Collected data entries:
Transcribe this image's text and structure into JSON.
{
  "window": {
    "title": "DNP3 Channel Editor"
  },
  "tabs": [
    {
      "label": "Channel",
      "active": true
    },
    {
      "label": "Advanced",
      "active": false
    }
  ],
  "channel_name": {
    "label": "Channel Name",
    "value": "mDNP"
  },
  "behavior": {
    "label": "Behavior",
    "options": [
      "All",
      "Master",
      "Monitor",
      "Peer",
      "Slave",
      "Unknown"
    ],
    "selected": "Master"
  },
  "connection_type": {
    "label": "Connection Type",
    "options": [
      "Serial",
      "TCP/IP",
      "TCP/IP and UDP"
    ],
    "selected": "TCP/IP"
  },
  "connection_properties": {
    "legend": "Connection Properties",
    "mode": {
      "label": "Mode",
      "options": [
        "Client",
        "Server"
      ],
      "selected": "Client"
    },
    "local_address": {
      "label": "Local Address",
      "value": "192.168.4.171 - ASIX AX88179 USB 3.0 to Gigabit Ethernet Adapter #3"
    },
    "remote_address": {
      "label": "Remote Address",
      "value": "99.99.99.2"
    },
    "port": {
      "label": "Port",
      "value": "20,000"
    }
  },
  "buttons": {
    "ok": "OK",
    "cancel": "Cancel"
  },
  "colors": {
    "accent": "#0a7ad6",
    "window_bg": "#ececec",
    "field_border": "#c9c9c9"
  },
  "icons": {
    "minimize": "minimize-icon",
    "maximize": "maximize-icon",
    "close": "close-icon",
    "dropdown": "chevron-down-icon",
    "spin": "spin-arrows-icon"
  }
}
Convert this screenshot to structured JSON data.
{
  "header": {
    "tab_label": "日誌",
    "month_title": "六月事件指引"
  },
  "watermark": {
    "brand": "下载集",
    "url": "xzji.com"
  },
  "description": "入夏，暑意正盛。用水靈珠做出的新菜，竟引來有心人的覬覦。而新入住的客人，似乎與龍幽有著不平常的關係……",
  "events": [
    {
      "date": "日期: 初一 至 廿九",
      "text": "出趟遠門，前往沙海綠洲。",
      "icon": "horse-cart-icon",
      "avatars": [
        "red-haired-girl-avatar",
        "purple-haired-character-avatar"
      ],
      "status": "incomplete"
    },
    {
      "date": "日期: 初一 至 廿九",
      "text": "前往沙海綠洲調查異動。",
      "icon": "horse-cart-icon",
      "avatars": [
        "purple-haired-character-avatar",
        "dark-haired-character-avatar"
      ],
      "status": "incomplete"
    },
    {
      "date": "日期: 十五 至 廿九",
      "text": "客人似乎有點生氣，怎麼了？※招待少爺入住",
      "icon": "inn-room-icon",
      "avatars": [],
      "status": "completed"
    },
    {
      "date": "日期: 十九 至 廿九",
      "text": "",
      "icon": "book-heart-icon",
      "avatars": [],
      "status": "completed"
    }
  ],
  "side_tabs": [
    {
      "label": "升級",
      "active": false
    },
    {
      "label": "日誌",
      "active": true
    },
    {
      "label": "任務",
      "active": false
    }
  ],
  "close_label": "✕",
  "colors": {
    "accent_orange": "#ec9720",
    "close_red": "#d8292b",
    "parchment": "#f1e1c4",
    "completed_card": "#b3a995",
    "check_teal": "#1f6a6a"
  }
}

- _DIRECTIONS_
Select the lines that carry the string "text" and copy them.

- _EXPECTED ANSWER_
Transcribe this image's text and structure into JSON.
      "text": "出趟遠門，前往沙海綠洲。",
      "text": "前往沙海綠洲調查異動。",
      "text": "客人似乎有點生氣，怎麼了？※招待少爺入住",
      "text": "",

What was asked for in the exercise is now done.